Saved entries
========================================

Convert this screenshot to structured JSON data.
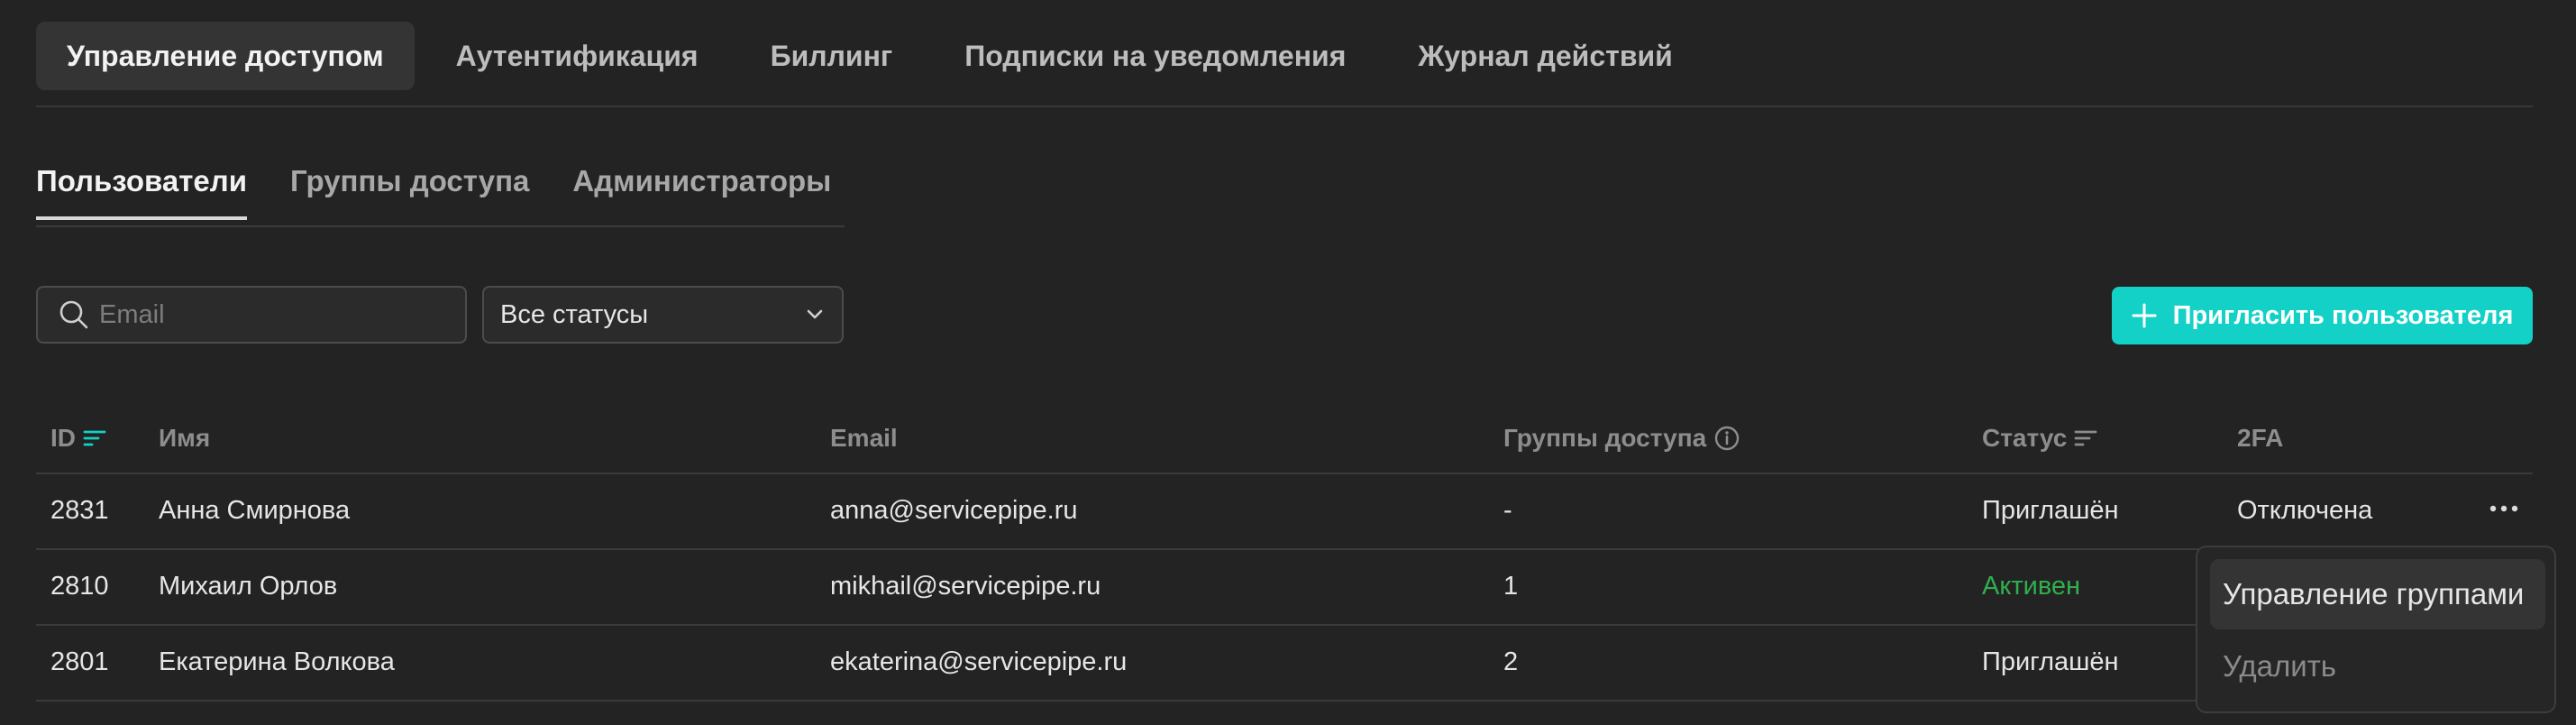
{
  "top_tabs": [
    {
      "label": "Управление доступом",
      "active": true
    },
    {
      "label": "Аутентификация",
      "active": false
    },
    {
      "label": "Биллинг",
      "active": false
    },
    {
      "label": "Подписки на уведомления",
      "active": false
    },
    {
      "label": "Журнал действий",
      "active": false
    }
  ],
  "sub_tabs": [
    {
      "label": "Пользователи",
      "active": true
    },
    {
      "label": "Группы доступа",
      "active": false
    },
    {
      "label": "Администраторы",
      "active": false
    }
  ],
  "filters": {
    "search_placeholder": "Email",
    "search_value": "",
    "status_selected": "Все статусы"
  },
  "invite_button": "Пригласить пользователя",
  "table": {
    "columns": {
      "id": "ID",
      "name": "Имя",
      "email": "Email",
      "groups": "Группы доступа",
      "status": "Статус",
      "twofa": "2FA"
    },
    "rows": [
      {
        "id": "2831",
        "name": "Анна Смирнова",
        "email": "anna@servicepipe.ru",
        "groups": "-",
        "status": "Приглашён",
        "twofa": "Отключена"
      },
      {
        "id": "2810",
        "name": "Михаил Орлов",
        "email": "mikhail@servicepipe.ru",
        "groups": "1",
        "status": "Активен",
        "twofa": ""
      },
      {
        "id": "2801",
        "name": "Екатерина Волкова",
        "email": "ekaterina@servicepipe.ru",
        "groups": "2",
        "status": "Приглашён",
        "twofa": ""
      }
    ]
  },
  "row_menu": {
    "items": [
      "Управление группами",
      "Удалить"
    ]
  },
  "colors": {
    "accent": "#14d1c7",
    "active_status": "#2fb04e",
    "background": "#232323"
  },
  "icons": {
    "search": "search-icon",
    "select_arrow": "chevron-down-icon",
    "invite": "plus-icon",
    "sort": "sort-icon",
    "info": "info-icon",
    "row_actions": "more-horizontal-icon"
  }
}
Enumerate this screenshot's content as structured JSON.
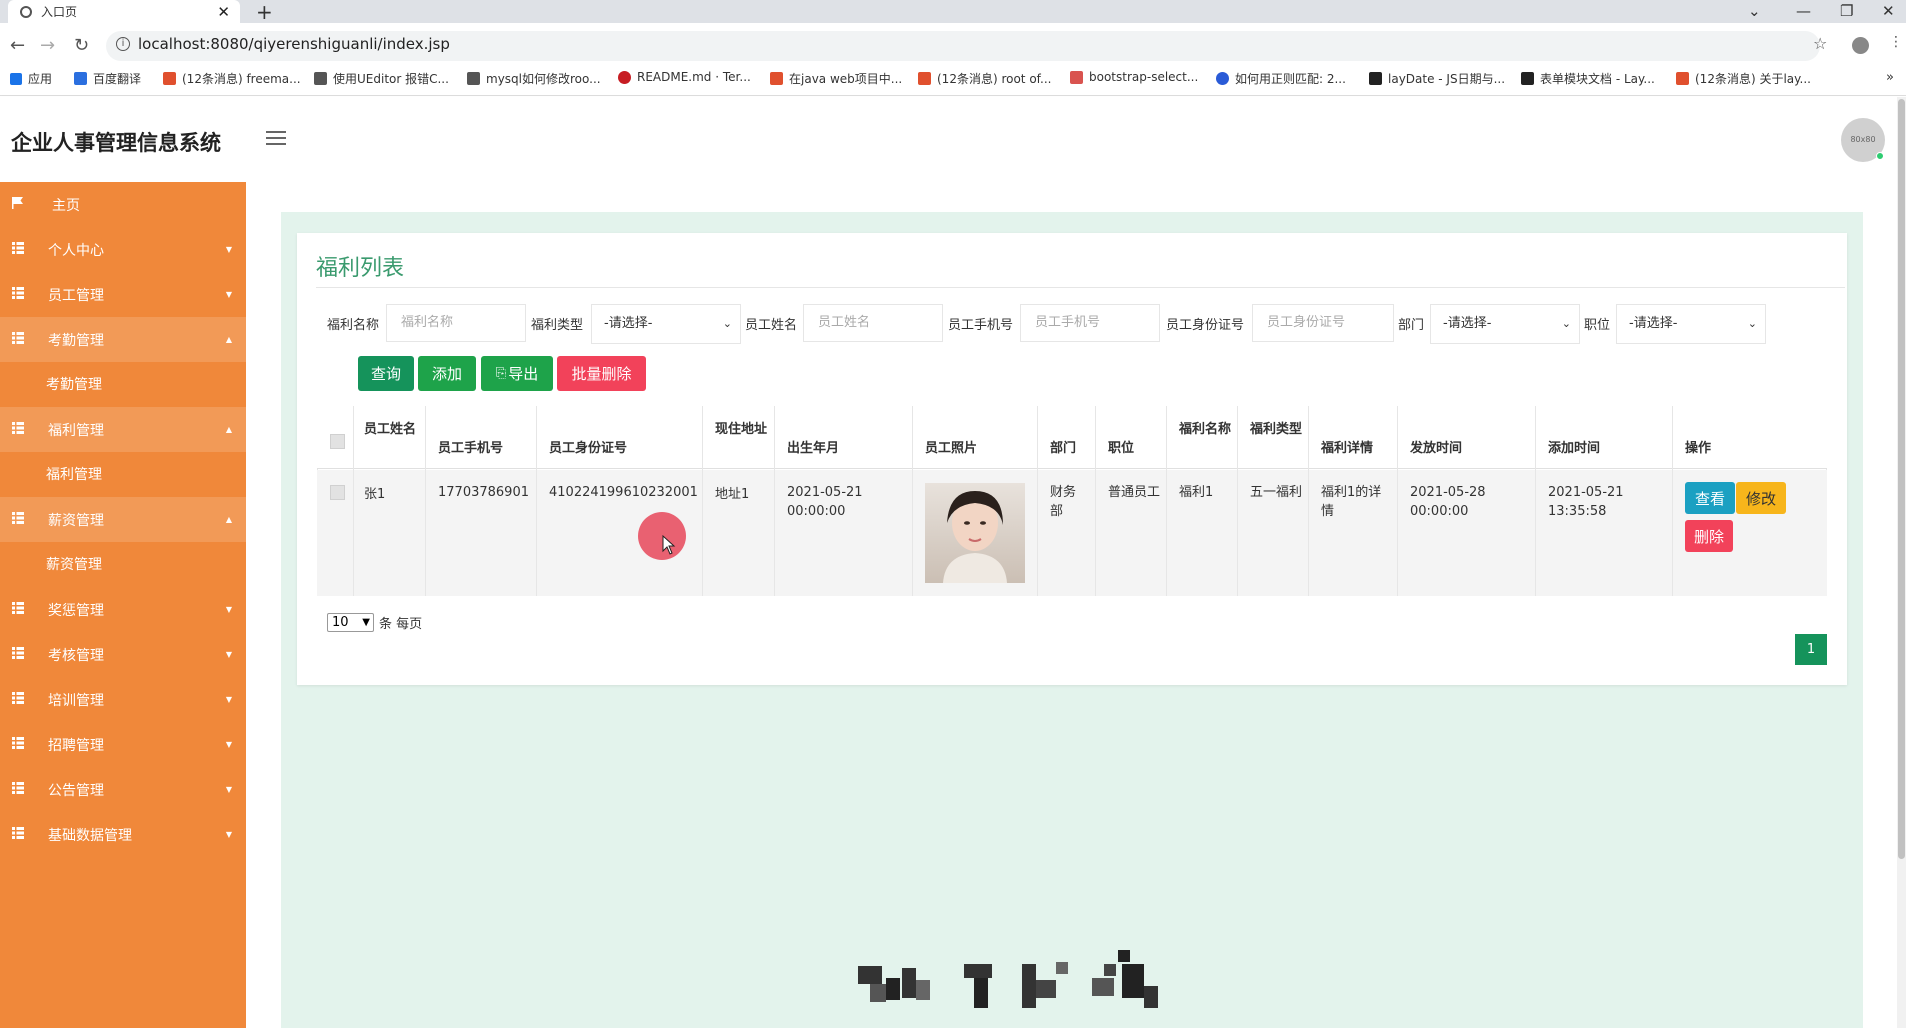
{
  "browser": {
    "tab_title": "入口页",
    "url": "localhost:8080/qiyerenshiguanli/index.jsp",
    "bookmarks": [
      "应用",
      "百度翻译",
      "(12条消息) freema...",
      "使用UEditor 报错C...",
      "mysql如何修改roo...",
      "README.md · Ter...",
      "在java web项目中...",
      "(12条消息) root of...",
      "bootstrap-select...",
      "如何用正则匹配: 2...",
      "layDate - JS日期与...",
      "表单模块文档 - Lay...",
      "(12条消息) 关于lay..."
    ]
  },
  "app": {
    "title": "企业人事管理信息系统",
    "avatar_text": "80x80"
  },
  "sidebar": {
    "items": [
      {
        "label": "主页"
      },
      {
        "label": "个人中心"
      },
      {
        "label": "员工管理"
      },
      {
        "label": "考勤管理"
      },
      {
        "label": "考勤管理"
      },
      {
        "label": "福利管理"
      },
      {
        "label": "福利管理"
      },
      {
        "label": "薪资管理"
      },
      {
        "label": "薪资管理"
      },
      {
        "label": "奖惩管理"
      },
      {
        "label": "考核管理"
      },
      {
        "label": "培训管理"
      },
      {
        "label": "招聘管理"
      },
      {
        "label": "公告管理"
      },
      {
        "label": "基础数据管理"
      }
    ]
  },
  "panel": {
    "title": "福利列表",
    "filters": {
      "welfare_name_label": "福利名称",
      "welfare_name_placeholder": "福利名称",
      "welfare_type_label": "福利类型",
      "welfare_type_value": "-请选择-",
      "emp_name_label": "员工姓名",
      "emp_name_placeholder": "员工姓名",
      "emp_phone_label": "员工手机号",
      "emp_phone_placeholder": "员工手机号",
      "emp_id_label": "员工身份证号",
      "emp_id_placeholder": "员工身份证号",
      "dept_label": "部门",
      "dept_value": "-请选择-",
      "position_label": "职位",
      "position_value": "-请选择-"
    },
    "buttons": {
      "query": "查询",
      "add": "添加",
      "export": "导出",
      "batch_delete": "批量删除"
    },
    "table": {
      "headers": [
        "员工姓名",
        "员工手机号",
        "员工身份证号",
        "现住地址",
        "出生年月",
        "员工照片",
        "部门",
        "职位",
        "福利名称",
        "福利类型",
        "福利详情",
        "发放时间",
        "添加时间",
        "操作"
      ],
      "rows": [
        {
          "name": "张1",
          "phone": "17703786901",
          "id_card": "410224199610232001",
          "address": "地址1",
          "birth": "2021-05-21 00:00:00",
          "dept": "财务部",
          "position": "普通员工",
          "welfare_name": "福利1",
          "welfare_type": "五一福利",
          "welfare_detail": "福利1的详情",
          "issue_time": "2021-05-28 00:00:00",
          "add_time": "2021-05-21 13:35:58",
          "actions": {
            "view": "查看",
            "edit": "修改",
            "delete": "删除"
          }
        }
      ]
    },
    "pagination": {
      "page_size": "10",
      "per_page_text": "条 每页",
      "current_page": "1"
    }
  }
}
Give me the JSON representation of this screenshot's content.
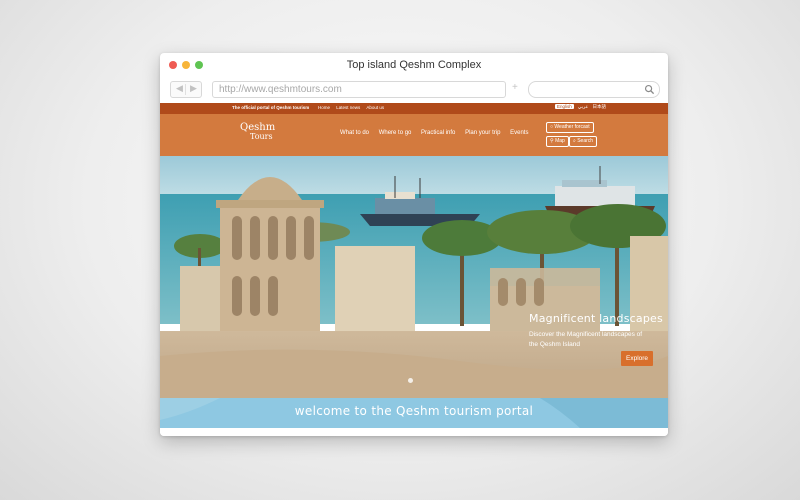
{
  "window": {
    "title": "Top island Qeshm Complex",
    "url": "http://www.qeshmtours.com"
  },
  "site": {
    "tagline": "The official portal of Qeshm tourism",
    "top_links": [
      "Home",
      "Latest news",
      "About us"
    ],
    "languages": [
      "English",
      "عربي",
      "日本語"
    ],
    "logo_line1": "Qeshm",
    "logo_line2": "Tours",
    "menu": [
      "What to do",
      "Where to go",
      "Practical info",
      "Plan your trip",
      "Events"
    ],
    "weather_button": "Weather forcast",
    "map_button": "Map",
    "search_button": "Search"
  },
  "hero": {
    "caption_title": "Magnificent landscapes",
    "caption_desc": "Discover the Magnificent landscapes of the Qeshm Island",
    "explore_button": "Explore"
  },
  "welcome": {
    "text": "welcome to the Qeshm tourism portal"
  },
  "colors": {
    "accent": "#d37a3e",
    "top_strip": "#b04a1a",
    "welcome_band": "#8ec8e2",
    "explore": "#d86f2c"
  },
  "icons": [
    "back-arrow-icon",
    "forward-arrow-icon",
    "plus-icon",
    "search-icon",
    "sun-icon",
    "map-pin-icon"
  ]
}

========================================

Your objective: Your copy should match the records word for word, with the pictures removed.

Written solution:
Convert this screenshot to structured JSON data.
{
  "top_tabs": [
    {
      "label": "Управление доступом",
      "active": true
    },
    {
      "label": "Аутентификация",
      "active": false
    },
    {
      "label": "Биллинг",
      "active": false
    },
    {
      "label": "Подписки на уведомления",
      "active": false
    },
    {
      "label": "Журнал действий",
      "active": false
    }
  ],
  "sub_tabs": [
    {
      "label": "Пользователи",
      "active": true
    },
    {
      "label": "Группы доступа",
      "active": false
    },
    {
      "label": "Администраторы",
      "active": false
    }
  ],
  "filters": {
    "search_placeholder": "Email",
    "search_value": "",
    "status_selected": "Все статусы"
  },
  "invite_button": "Пригласить пользователя",
  "table": {
    "columns": {
      "id": "ID",
      "name": "Имя",
      "email": "Email",
      "groups": "Группы доступа",
      "status": "Статус",
      "twofa": "2FA"
    },
    "rows": [
      {
        "id": "2831",
        "name": "Анна Смирнова",
        "email": "anna@servicepipe.ru",
        "groups": "-",
        "status": "Приглашён",
        "twofa": "Отключена"
      },
      {
        "id": "2810",
        "name": "Михаил Орлов",
        "email": "mikhail@servicepipe.ru",
        "groups": "1",
        "status": "Активен",
        "twofa": ""
      },
      {
        "id": "2801",
        "name": "Екатерина Волкова",
        "email": "ekaterina@servicepipe.ru",
        "groups": "2",
        "status": "Приглашён",
        "twofa": ""
      }
    ]
  },
  "row_menu": {
    "items": [
      "Управление группами",
      "Удалить"
    ]
  },
  "colors": {
    "accent": "#14d1c7",
    "active_status": "#2fb04e",
    "background": "#232323"
  },
  "icons": {
    "search": "search-icon",
    "select_arrow": "chevron-down-icon",
    "invite": "plus-icon",
    "sort": "sort-icon",
    "info": "info-icon",
    "row_actions": "more-horizontal-icon"
  }
}
Enumerate this screenshot's content as structured JSON.
{
  "browser": {
    "tab_title": "入口页",
    "url": "localhost:8080/qiyerenshiguanli/index.jsp",
    "bookmarks": [
      "应用",
      "百度翻译",
      "(12条消息) freema...",
      "使用UEditor 报错C...",
      "mysql如何修改roo...",
      "README.md · Ter...",
      "在java web项目中...",
      "(12条消息) root of...",
      "bootstrap-select...",
      "如何用正则匹配: 2...",
      "layDate - JS日期与...",
      "表单模块文档 - Lay...",
      "(12条消息) 关于lay..."
    ]
  },
  "app": {
    "title": "企业人事管理信息系统",
    "avatar_text": "80x80"
  },
  "sidebar": {
    "items": [
      {
        "label": "主页"
      },
      {
        "label": "个人中心"
      },
      {
        "label": "员工管理"
      },
      {
        "label": "考勤管理"
      },
      {
        "label": "考勤管理"
      },
      {
        "label": "福利管理"
      },
      {
        "label": "福利管理"
      },
      {
        "label": "薪资管理"
      },
      {
        "label": "薪资管理"
      },
      {
        "label": "奖惩管理"
      },
      {
        "label": "考核管理"
      },
      {
        "label": "培训管理"
      },
      {
        "label": "招聘管理"
      },
      {
        "label": "公告管理"
      },
      {
        "label": "基础数据管理"
      }
    ]
  },
  "panel": {
    "title": "福利列表",
    "filters": {
      "welfare_name_label": "福利名称",
      "welfare_name_placeholder": "福利名称",
      "welfare_type_label": "福利类型",
      "welfare_type_value": "-请选择-",
      "emp_name_label": "员工姓名",
      "emp_name_placeholder": "员工姓名",
      "emp_phone_label": "员工手机号",
      "emp_phone_placeholder": "员工手机号",
      "emp_id_label": "员工身份证号",
      "emp_id_placeholder": "员工身份证号",
      "dept_label": "部门",
      "dept_value": "-请选择-",
      "position_label": "职位",
      "position_value": "-请选择-"
    },
    "buttons": {
      "query": "查询",
      "add": "添加",
      "export": "导出",
      "batch_delete": "批量删除"
    },
    "table": {
      "headers": [
        "员工姓名",
        "员工手机号",
        "员工身份证号",
        "现住地址",
        "出生年月",
        "员工照片",
        "部门",
        "职位",
        "福利名称",
        "福利类型",
        "福利详情",
        "发放时间",
        "添加时间",
        "操作"
      ],
      "rows": [
        {
          "name": "张1",
          "phone": "17703786901",
          "id_card": "410224199610232001",
          "address": "地址1",
          "birth": "2021-05-21 00:00:00",
          "dept": "财务部",
          "position": "普通员工",
          "welfare_name": "福利1",
          "welfare_type": "五一福利",
          "welfare_detail": "福利1的详情",
          "issue_time": "2021-05-28 00:00:00",
          "add_time": "2021-05-21 13:35:58",
          "actions": {
            "view": "查看",
            "edit": "修改",
            "delete": "删除"
          }
        }
      ]
    },
    "pagination": {
      "page_size": "10",
      "per_page_text": "条 每页",
      "current_page": "1"
    }
  }
}
Give me the JSON representation of this screenshot's content.
{
  "window": {
    "title": "Top island Qeshm Complex",
    "url": "http://www.qeshmtours.com"
  },
  "site": {
    "tagline": "The official portal of Qeshm tourism",
    "top_links": [
      "Home",
      "Latest news",
      "About us"
    ],
    "languages": [
      "English",
      "عربي",
      "日本語"
    ],
    "logo_line1": "Qeshm",
    "logo_line2": "Tours",
    "menu": [
      "What to do",
      "Where to go",
      "Practical info",
      "Plan your trip",
      "Events"
    ],
    "weather_button": "Weather forcast",
    "map_button": "Map",
    "search_button": "Search"
  },
  "hero": {
    "caption_title": "Magnificent landscapes",
    "caption_desc": "Discover the Magnificent landscapes of the Qeshm Island",
    "explore_button": "Explore"
  },
  "welcome": {
    "text": "welcome to the Qeshm tourism portal"
  },
  "colors": {
    "accent": "#d37a3e",
    "top_strip": "#b04a1a",
    "welcome_band": "#8ec8e2",
    "explore": "#d86f2c"
  },
  "icons": [
    "back-arrow-icon",
    "forward-arrow-icon",
    "plus-icon",
    "search-icon",
    "sun-icon",
    "map-pin-icon"
  ]
}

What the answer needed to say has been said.